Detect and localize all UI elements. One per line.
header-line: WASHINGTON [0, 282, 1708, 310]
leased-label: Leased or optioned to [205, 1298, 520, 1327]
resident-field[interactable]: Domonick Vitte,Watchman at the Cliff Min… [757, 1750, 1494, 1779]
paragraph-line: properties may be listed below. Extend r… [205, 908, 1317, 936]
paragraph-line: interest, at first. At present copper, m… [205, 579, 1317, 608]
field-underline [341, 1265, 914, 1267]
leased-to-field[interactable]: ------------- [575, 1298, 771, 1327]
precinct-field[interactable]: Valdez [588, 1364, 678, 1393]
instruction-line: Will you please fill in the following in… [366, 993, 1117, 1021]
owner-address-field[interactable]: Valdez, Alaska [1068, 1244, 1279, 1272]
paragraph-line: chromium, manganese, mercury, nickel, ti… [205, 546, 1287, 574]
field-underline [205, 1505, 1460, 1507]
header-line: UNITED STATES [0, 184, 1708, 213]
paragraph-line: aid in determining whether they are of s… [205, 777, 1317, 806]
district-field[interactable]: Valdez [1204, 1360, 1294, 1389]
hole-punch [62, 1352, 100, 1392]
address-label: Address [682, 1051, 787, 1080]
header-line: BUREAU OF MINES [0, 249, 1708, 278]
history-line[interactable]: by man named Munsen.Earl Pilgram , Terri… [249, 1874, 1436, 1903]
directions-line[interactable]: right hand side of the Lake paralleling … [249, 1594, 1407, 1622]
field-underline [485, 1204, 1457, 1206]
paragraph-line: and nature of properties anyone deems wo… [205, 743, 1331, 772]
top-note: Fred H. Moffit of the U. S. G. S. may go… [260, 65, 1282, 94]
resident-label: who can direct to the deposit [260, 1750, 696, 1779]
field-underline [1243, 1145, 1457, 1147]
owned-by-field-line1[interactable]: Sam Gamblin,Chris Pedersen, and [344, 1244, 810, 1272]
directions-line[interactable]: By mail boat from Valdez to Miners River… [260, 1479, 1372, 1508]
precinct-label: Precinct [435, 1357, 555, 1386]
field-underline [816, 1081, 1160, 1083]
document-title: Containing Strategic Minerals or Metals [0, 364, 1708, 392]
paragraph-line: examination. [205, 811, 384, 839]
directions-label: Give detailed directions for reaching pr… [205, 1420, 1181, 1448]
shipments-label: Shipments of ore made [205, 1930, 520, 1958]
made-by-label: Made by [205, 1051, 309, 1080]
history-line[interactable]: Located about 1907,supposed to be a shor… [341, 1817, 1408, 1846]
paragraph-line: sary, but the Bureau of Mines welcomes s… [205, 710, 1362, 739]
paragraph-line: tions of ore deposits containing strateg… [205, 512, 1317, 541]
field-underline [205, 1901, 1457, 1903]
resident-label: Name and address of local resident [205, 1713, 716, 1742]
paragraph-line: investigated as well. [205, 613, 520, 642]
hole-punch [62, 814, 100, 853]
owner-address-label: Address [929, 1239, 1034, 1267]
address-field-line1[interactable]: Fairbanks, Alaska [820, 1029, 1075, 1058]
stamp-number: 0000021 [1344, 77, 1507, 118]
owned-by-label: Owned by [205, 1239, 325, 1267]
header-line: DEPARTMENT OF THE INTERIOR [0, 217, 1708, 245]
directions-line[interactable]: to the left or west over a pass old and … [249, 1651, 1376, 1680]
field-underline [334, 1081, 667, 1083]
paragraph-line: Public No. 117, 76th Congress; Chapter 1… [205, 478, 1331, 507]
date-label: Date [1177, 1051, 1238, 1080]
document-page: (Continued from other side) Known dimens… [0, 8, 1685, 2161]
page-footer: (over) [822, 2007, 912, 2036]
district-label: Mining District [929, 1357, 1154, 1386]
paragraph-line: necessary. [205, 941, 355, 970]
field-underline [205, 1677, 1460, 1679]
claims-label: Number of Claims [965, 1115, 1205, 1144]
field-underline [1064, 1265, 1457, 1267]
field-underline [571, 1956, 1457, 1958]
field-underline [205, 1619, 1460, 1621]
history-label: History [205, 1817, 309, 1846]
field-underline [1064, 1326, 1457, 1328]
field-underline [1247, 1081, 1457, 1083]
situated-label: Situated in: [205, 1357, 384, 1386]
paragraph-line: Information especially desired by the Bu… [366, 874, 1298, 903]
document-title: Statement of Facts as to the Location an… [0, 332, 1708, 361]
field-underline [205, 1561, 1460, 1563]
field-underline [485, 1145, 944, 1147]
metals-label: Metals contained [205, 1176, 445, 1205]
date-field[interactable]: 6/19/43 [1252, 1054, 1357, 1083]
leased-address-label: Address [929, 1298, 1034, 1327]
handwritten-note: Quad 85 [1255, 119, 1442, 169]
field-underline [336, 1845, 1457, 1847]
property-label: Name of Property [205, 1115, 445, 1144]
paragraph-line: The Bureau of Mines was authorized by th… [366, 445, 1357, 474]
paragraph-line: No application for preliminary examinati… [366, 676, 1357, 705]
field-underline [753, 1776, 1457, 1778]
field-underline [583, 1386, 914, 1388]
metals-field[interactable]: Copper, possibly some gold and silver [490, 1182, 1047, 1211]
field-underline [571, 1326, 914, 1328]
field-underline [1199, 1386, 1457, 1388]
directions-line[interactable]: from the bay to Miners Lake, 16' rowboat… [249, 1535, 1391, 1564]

**SET TASK**
Reproduce each of the entries above line for line, with no changes.

**EXPECTED OUTPUT**
Detect and localize all UI elements. One per line.
header-line: WASHINGTON [0, 282, 1708, 310]
leased-label: Leased or optioned to [205, 1298, 520, 1327]
resident-field[interactable]: Domonick Vitte,Watchman at the Cliff Min… [757, 1750, 1494, 1779]
paragraph-line: properties may be listed below. Extend r… [205, 908, 1317, 936]
paragraph-line: interest, at first. At present copper, m… [205, 579, 1317, 608]
field-underline [341, 1265, 914, 1267]
leased-to-field[interactable]: ------------- [575, 1298, 771, 1327]
precinct-field[interactable]: Valdez [588, 1364, 678, 1393]
instruction-line: Will you please fill in the following in… [366, 993, 1117, 1021]
owner-address-field[interactable]: Valdez, Alaska [1068, 1244, 1279, 1272]
paragraph-line: chromium, manganese, mercury, nickel, ti… [205, 546, 1287, 574]
field-underline [205, 1505, 1460, 1507]
header-line: UNITED STATES [0, 184, 1708, 213]
paragraph-line: aid in determining whether they are of s… [205, 777, 1317, 806]
district-field[interactable]: Valdez [1204, 1360, 1294, 1389]
hole-punch [62, 1352, 100, 1392]
address-label: Address [682, 1051, 787, 1080]
header-line: BUREAU OF MINES [0, 249, 1708, 278]
history-line[interactable]: by man named Munsen.Earl Pilgram , Terri… [249, 1874, 1436, 1903]
directions-line[interactable]: right hand side of the Lake paralleling … [249, 1594, 1407, 1622]
field-underline [485, 1204, 1457, 1206]
paragraph-line: and nature of properties anyone deems wo… [205, 743, 1331, 772]
top-note: Fred H. Moffit of the U. S. G. S. may go… [260, 65, 1282, 94]
resident-label: who can direct to the deposit [260, 1750, 696, 1779]
field-underline [1243, 1145, 1457, 1147]
owned-by-field-line1[interactable]: Sam Gamblin,Chris Pedersen, and [344, 1244, 810, 1272]
directions-line[interactable]: By mail boat from Valdez to Miners River… [260, 1479, 1372, 1508]
precinct-label: Precinct [435, 1357, 555, 1386]
field-underline [816, 1081, 1160, 1083]
document-title: Containing Strategic Minerals or Metals [0, 364, 1708, 392]
paragraph-line: examination. [205, 811, 384, 839]
directions-label: Give detailed directions for reaching pr… [205, 1420, 1181, 1448]
shipments-label: Shipments of ore made [205, 1930, 520, 1958]
made-by-label: Made by [205, 1051, 309, 1080]
history-line[interactable]: Located about 1907,supposed to be a shor… [341, 1817, 1408, 1846]
paragraph-line: sary, but the Bureau of Mines welcomes s… [205, 710, 1362, 739]
paragraph-line: tions of ore deposits containing strateg… [205, 512, 1317, 541]
field-underline [205, 1901, 1457, 1903]
resident-label: Name and address of local resident [205, 1713, 716, 1742]
paragraph-line: investigated as well. [205, 613, 520, 642]
hole-punch [62, 814, 100, 853]
owner-address-label: Address [929, 1239, 1034, 1267]
address-field-line1[interactable]: Fairbanks, Alaska [820, 1029, 1075, 1058]
stamp-number: 0000021 [1344, 77, 1507, 118]
owned-by-label: Owned by [205, 1239, 325, 1267]
header-line: DEPARTMENT OF THE INTERIOR [0, 217, 1708, 245]
directions-line[interactable]: to the left or west over a pass old and … [249, 1651, 1376, 1680]
field-underline [334, 1081, 667, 1083]
paragraph-line: Public No. 117, 76th Congress; Chapter 1… [205, 478, 1331, 507]
date-label: Date [1177, 1051, 1238, 1080]
document-page: (Continued from other side) Known dimens… [0, 8, 1685, 2161]
page-footer: (over) [822, 2007, 912, 2036]
district-label: Mining District [929, 1357, 1154, 1386]
paragraph-line: necessary. [205, 941, 355, 970]
field-underline [205, 1677, 1460, 1679]
claims-label: Number of Claims [965, 1115, 1205, 1144]
field-underline [1064, 1265, 1457, 1267]
field-underline [571, 1956, 1457, 1958]
field-underline [205, 1619, 1460, 1621]
history-label: History [205, 1817, 309, 1846]
field-underline [1064, 1326, 1457, 1328]
field-underline [1247, 1081, 1457, 1083]
situated-label: Situated in: [205, 1357, 384, 1386]
paragraph-line: Information especially desired by the Bu… [366, 874, 1298, 903]
document-title: Statement of Facts as to the Location an… [0, 332, 1708, 361]
field-underline [205, 1561, 1460, 1563]
field-underline [485, 1145, 944, 1147]
metals-label: Metals contained [205, 1176, 445, 1205]
date-field[interactable]: 6/19/43 [1252, 1054, 1357, 1083]
leased-address-label: Address [929, 1298, 1034, 1327]
handwritten-note: Quad 85 [1255, 119, 1442, 169]
field-underline [336, 1845, 1457, 1847]
property-label: Name of Property [205, 1115, 445, 1144]
paragraph-line: The Bureau of Mines was authorized by th… [366, 445, 1357, 474]
paragraph-line: No application for preliminary examinati… [366, 676, 1357, 705]
field-underline [753, 1776, 1457, 1778]
field-underline [583, 1386, 914, 1388]
metals-field[interactable]: Copper, possibly some gold and silver [490, 1182, 1047, 1211]
field-underline [571, 1326, 914, 1328]
field-underline [1199, 1386, 1457, 1388]
directions-line[interactable]: from the bay to Miners Lake, 16' rowboat… [249, 1535, 1391, 1564]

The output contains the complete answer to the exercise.